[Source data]
————————
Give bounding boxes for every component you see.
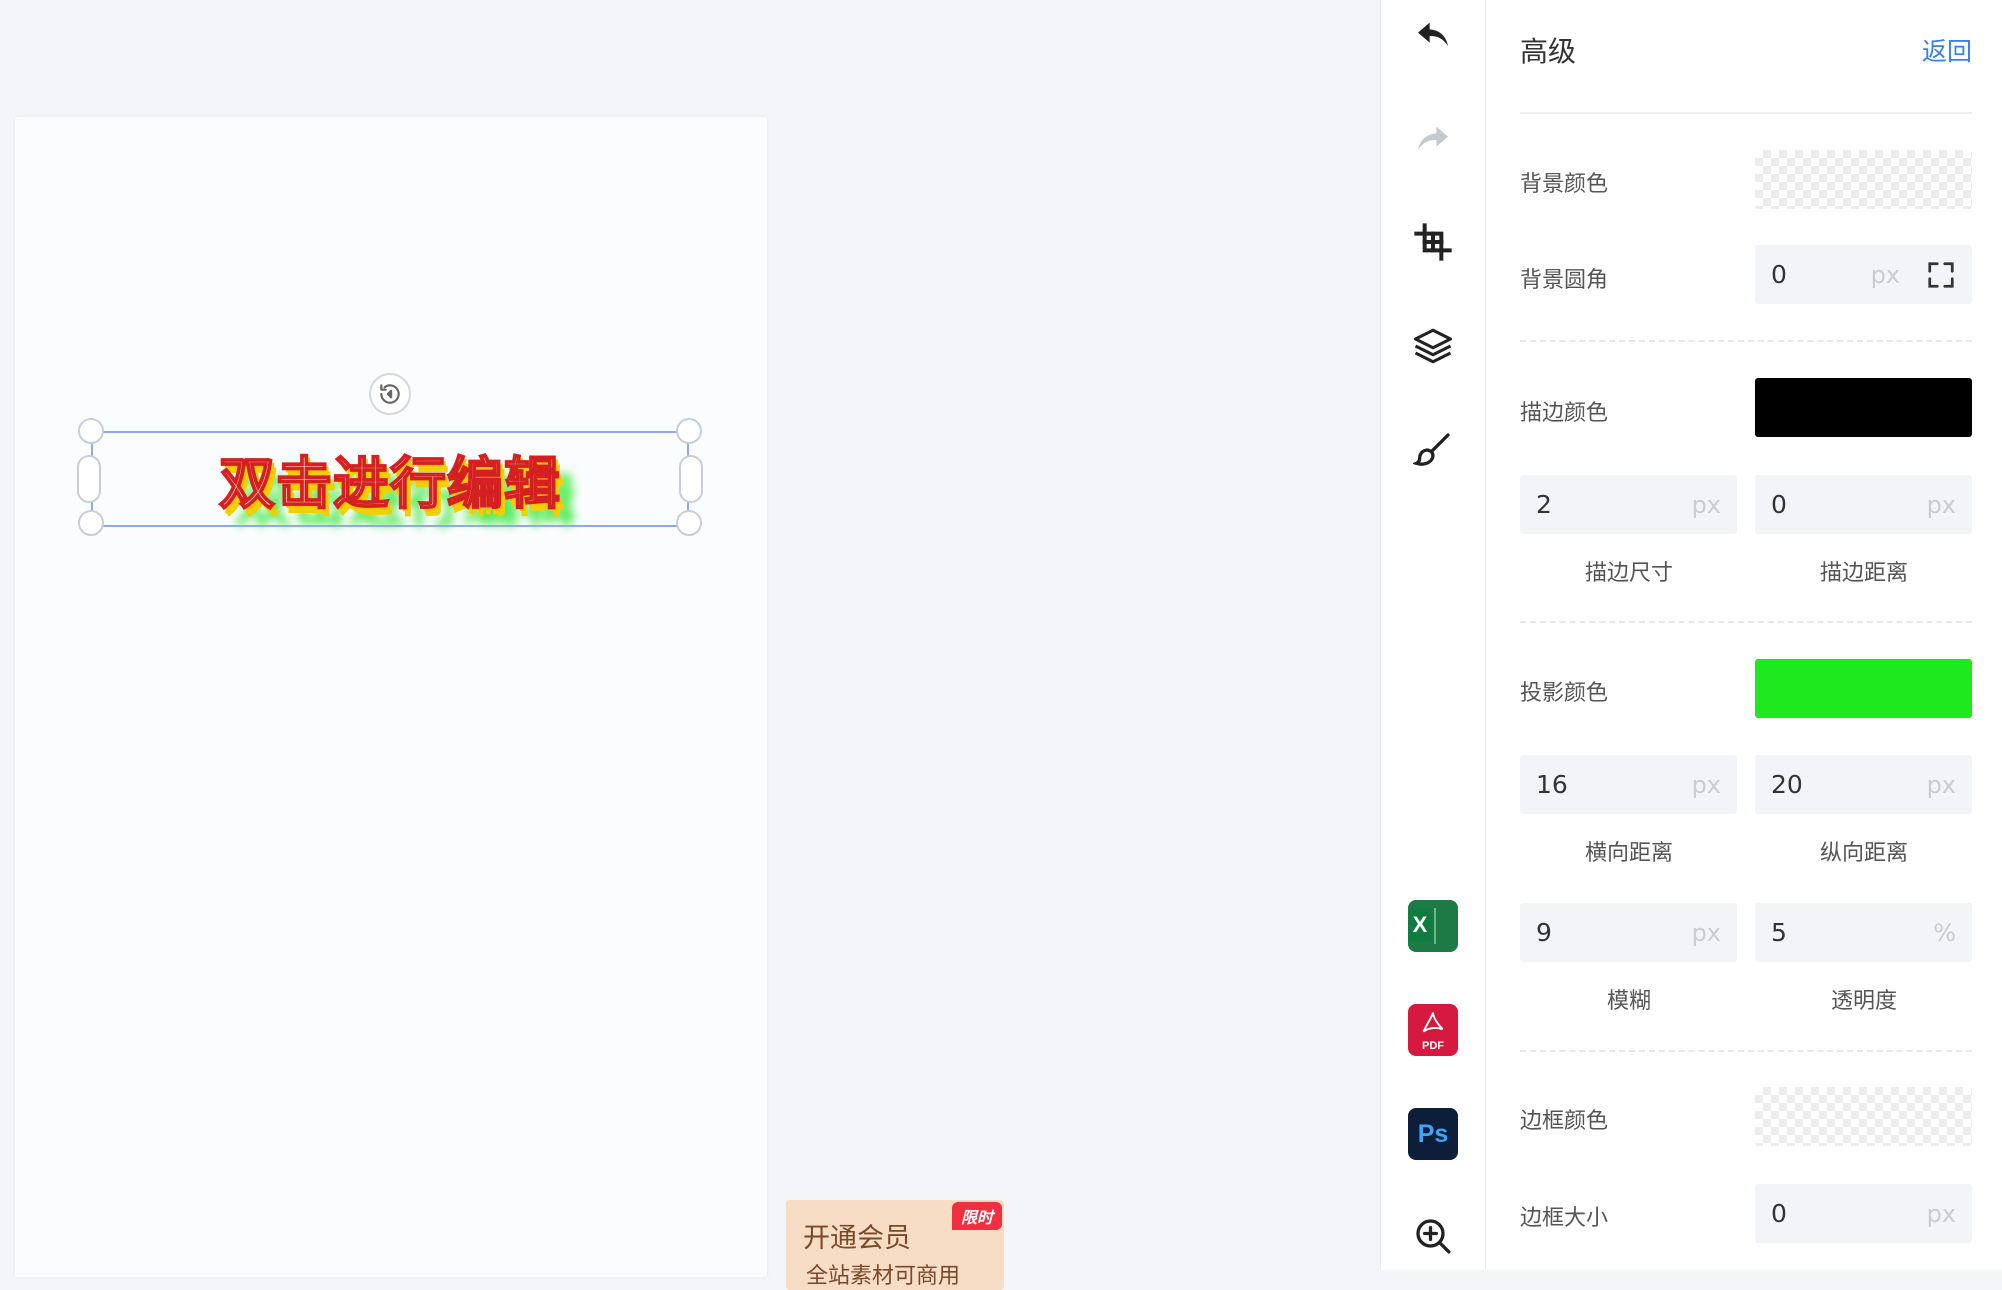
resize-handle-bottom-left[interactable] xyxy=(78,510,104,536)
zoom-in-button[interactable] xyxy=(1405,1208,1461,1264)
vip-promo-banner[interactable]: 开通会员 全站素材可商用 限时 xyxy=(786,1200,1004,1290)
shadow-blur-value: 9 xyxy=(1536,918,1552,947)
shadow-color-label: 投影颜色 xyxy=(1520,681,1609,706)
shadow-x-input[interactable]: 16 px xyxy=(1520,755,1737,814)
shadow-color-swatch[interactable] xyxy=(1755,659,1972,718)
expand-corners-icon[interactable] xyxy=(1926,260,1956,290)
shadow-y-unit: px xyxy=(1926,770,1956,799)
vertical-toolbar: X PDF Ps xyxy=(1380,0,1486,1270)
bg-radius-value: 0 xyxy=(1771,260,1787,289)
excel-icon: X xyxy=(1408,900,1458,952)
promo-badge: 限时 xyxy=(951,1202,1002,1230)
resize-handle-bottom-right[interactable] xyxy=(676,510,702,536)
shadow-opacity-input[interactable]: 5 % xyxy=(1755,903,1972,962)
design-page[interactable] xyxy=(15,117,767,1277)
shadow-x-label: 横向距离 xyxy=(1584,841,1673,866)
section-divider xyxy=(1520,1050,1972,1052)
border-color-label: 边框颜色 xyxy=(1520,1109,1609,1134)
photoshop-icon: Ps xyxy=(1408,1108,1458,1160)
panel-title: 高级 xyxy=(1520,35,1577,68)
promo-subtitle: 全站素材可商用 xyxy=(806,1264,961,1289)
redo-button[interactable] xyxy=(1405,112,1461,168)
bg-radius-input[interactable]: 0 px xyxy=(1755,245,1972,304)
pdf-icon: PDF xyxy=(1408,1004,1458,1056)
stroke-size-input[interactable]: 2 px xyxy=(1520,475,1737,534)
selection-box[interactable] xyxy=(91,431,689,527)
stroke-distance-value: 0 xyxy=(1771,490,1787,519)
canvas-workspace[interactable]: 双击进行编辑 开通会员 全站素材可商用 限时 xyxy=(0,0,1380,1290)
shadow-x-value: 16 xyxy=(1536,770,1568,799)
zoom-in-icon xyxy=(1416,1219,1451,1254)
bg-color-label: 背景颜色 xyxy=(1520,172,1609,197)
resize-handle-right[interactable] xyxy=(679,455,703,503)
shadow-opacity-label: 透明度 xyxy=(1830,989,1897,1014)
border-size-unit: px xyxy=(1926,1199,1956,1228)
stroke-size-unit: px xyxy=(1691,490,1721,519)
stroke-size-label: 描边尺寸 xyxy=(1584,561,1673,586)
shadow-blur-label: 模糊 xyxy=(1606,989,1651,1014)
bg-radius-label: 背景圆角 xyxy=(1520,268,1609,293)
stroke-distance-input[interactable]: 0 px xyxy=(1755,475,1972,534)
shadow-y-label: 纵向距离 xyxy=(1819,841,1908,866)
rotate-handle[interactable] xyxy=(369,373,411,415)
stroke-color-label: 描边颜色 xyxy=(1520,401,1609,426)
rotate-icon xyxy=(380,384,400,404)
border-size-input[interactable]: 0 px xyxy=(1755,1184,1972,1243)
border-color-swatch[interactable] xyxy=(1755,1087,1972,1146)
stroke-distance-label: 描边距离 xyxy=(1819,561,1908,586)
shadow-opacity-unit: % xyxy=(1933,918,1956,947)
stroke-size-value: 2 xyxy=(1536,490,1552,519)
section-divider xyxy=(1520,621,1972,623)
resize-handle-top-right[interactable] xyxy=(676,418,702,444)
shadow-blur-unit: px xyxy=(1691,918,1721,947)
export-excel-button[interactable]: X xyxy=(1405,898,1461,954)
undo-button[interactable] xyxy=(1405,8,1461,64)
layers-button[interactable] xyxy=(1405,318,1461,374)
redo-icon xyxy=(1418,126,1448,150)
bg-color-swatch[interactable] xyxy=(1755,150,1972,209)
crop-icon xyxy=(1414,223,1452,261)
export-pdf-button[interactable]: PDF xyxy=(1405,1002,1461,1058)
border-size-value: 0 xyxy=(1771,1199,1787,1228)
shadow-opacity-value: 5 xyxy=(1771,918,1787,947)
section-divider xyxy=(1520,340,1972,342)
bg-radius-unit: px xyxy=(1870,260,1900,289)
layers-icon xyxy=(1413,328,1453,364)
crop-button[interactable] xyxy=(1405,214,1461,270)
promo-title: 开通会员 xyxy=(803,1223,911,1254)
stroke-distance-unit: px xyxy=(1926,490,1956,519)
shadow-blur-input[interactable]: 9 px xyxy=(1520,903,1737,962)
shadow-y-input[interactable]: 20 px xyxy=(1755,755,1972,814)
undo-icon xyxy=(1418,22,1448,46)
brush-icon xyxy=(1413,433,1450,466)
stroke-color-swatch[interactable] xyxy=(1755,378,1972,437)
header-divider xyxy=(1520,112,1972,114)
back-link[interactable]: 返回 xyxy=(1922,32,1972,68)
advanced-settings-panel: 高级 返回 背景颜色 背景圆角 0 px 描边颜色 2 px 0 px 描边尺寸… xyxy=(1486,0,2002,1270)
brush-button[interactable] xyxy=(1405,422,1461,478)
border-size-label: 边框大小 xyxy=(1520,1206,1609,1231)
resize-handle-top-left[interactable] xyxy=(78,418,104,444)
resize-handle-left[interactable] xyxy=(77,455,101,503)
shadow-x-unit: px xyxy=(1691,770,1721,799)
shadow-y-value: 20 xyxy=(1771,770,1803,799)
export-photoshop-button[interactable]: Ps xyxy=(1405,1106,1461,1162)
————————
Present each line of the items above as a Markdown table with two columns, Row and Line, numbering the rows and skipping blank lines. Leave the pictures out of the table.

[IN RESPONSE]
| Row | Line |
|---|---|
| 1 | Give bounding boxes for every component you see. |
| 2 | resize-handle-bottom-left[interactable] xyxy=(78,510,104,536) |
| 3 | zoom-in-button[interactable] xyxy=(1405,1208,1461,1264) |
| 4 | vip-promo-banner[interactable]: 开通会员 全站素材可商用 限时 xyxy=(786,1200,1004,1290) |
| 5 | shadow-blur-value: 9 xyxy=(1536,918,1552,947) |
| 6 | shadow-color-label: 投影颜色 xyxy=(1520,681,1609,706) |
| 7 | shadow-x-input[interactable]: 16 px xyxy=(1520,755,1737,814) |
| 8 | shadow-color-swatch[interactable] xyxy=(1755,659,1972,718) |
| 9 | expand-corners-icon[interactable] xyxy=(1926,260,1956,290) |
| 10 | shadow-y-unit: px xyxy=(1926,770,1956,799) |
| 11 | vertical-toolbar: X PDF Ps xyxy=(1380,0,1486,1270) |
| 12 | bg-radius-value: 0 xyxy=(1771,260,1787,289) |
| 13 | excel-icon: X xyxy=(1408,900,1458,952) |
| 14 | promo-badge: 限时 xyxy=(951,1202,1002,1230) |
| 15 | resize-handle-bottom-right[interactable] xyxy=(676,510,702,536) |
| 16 | shadow-opacity-input[interactable]: 5 % xyxy=(1755,903,1972,962) |
| 17 | design-page[interactable] xyxy=(15,117,767,1277) |
| 18 | shadow-x-label: 横向距离 xyxy=(1584,841,1673,866) |
| 19 | section-divider xyxy=(1520,1050,1972,1052) |
| 20 | border-color-label: 边框颜色 xyxy=(1520,1109,1609,1134) |
| 21 | photoshop-icon: Ps xyxy=(1408,1108,1458,1160) |
| 22 | panel-title: 高级 xyxy=(1520,35,1577,68) |
| 23 | promo-subtitle: 全站素材可商用 xyxy=(806,1264,961,1289) |
| 24 | redo-button[interactable] xyxy=(1405,112,1461,168) |
| 25 | bg-radius-input[interactable]: 0 px xyxy=(1755,245,1972,304) |
| 26 | pdf-icon: PDF xyxy=(1408,1004,1458,1056) |
| 27 | stroke-size-input[interactable]: 2 px xyxy=(1520,475,1737,534) |
| 28 | selection-box[interactable] xyxy=(91,431,689,527) |
| 29 | stroke-distance-value: 0 xyxy=(1771,490,1787,519) |
| 30 | canvas-workspace[interactable]: 双击进行编辑 开通会员 全站素材可商用 限时 xyxy=(0,0,1380,1290) |
| 31 | shadow-x-value: 16 xyxy=(1536,770,1568,799) |
| 32 | zoom-in-icon xyxy=(1416,1219,1451,1254) |
| 33 | bg-color-label: 背景颜色 xyxy=(1520,172,1609,197) |
| 34 | resize-handle-right[interactable] xyxy=(679,455,703,503) |
| 35 | shadow-opacity-label: 透明度 xyxy=(1830,989,1897,1014) |
| 36 | border-size-unit: px xyxy=(1926,1199,1956,1228) |
| 37 | stroke-size-unit: px xyxy=(1691,490,1721,519) |
| 38 | stroke-size-label: 描边尺寸 xyxy=(1584,561,1673,586) |
| 39 | shadow-blur-label: 模糊 xyxy=(1606,989,1651,1014) |
| 40 | bg-radius-label: 背景圆角 xyxy=(1520,268,1609,293) |
| 41 | stroke-distance-input[interactable]: 0 px xyxy=(1755,475,1972,534) |
| 42 | shadow-y-label: 纵向距离 xyxy=(1819,841,1908,866) |
| 43 | rotate-handle[interactable] xyxy=(369,373,411,415) |
| 44 | stroke-color-label: 描边颜色 xyxy=(1520,401,1609,426) |
| 45 | rotate-icon xyxy=(380,384,400,404) |
| 46 | border-size-input[interactable]: 0 px xyxy=(1755,1184,1972,1243) |
| 47 | border-color-swatch[interactable] xyxy=(1755,1087,1972,1146) |
| 48 | stroke-distance-label: 描边距离 xyxy=(1819,561,1908,586) |
| 49 | shadow-opacity-unit: % xyxy=(1933,918,1956,947) |
| 50 | stroke-size-value: 2 xyxy=(1536,490,1552,519) |
| 51 | section-divider xyxy=(1520,621,1972,623) |
| 52 | resize-handle-top-right[interactable] xyxy=(676,418,702,444) |
| 53 | shadow-blur-unit: px xyxy=(1691,918,1721,947) |
| 54 | export-excel-button[interactable]: X xyxy=(1405,898,1461,954) |
| 55 | undo-button[interactable] xyxy=(1405,8,1461,64) |
| 56 | layers-button[interactable] xyxy=(1405,318,1461,374) |
| 57 | redo-icon xyxy=(1418,126,1448,150) |
| 58 | bg-color-swatch[interactable] xyxy=(1755,150,1972,209) |
| 59 | crop-icon xyxy=(1414,223,1452,261) |
| 60 | export-pdf-button[interactable]: PDF xyxy=(1405,1002,1461,1058) |
| 61 | border-size-value: 0 xyxy=(1771,1199,1787,1228) |
| 62 | shadow-opacity-value: 5 xyxy=(1771,918,1787,947) |
| 63 | section-divider xyxy=(1520,340,1972,342) |
| 64 | bg-radius-unit: px xyxy=(1870,260,1900,289) |
| 65 | layers-icon xyxy=(1413,328,1453,364) |
| 66 | crop-button[interactable] xyxy=(1405,214,1461,270) |
| 67 | promo-title: 开通会员 xyxy=(803,1223,911,1254) |
| 68 | stroke-distance-unit: px xyxy=(1926,490,1956,519) |
| 69 | shadow-blur-input[interactable]: 9 px xyxy=(1520,903,1737,962) |
| 70 | shadow-y-input[interactable]: 20 px xyxy=(1755,755,1972,814) |
| 71 | undo-icon xyxy=(1418,22,1448,46) |
| 72 | brush-icon xyxy=(1413,433,1450,466) |
| 73 | stroke-color-swatch[interactable] xyxy=(1755,378,1972,437) |
| 74 | header-divider xyxy=(1520,112,1972,114) |
| 75 | back-link[interactable]: 返回 xyxy=(1922,32,1972,68) |
| 76 | advanced-settings-panel: 高级 返回 背景颜色 背景圆角 0 px 描边颜色 2 px 0 px 描边尺寸… xyxy=(1486,0,2002,1270) |
| 77 | brush-button[interactable] xyxy=(1405,422,1461,478) |
| 78 | border-size-label: 边框大小 xyxy=(1520,1206,1609,1231) |
| 79 | resize-handle-top-left[interactable] xyxy=(78,418,104,444) |
| 80 | resize-handle-left[interactable] xyxy=(77,455,101,503) |
| 81 | shadow-x-unit: px xyxy=(1691,770,1721,799) |
| 82 | shadow-y-value: 20 xyxy=(1771,770,1803,799) |
| 83 | export-photoshop-button[interactable]: Ps xyxy=(1405,1106,1461,1162) |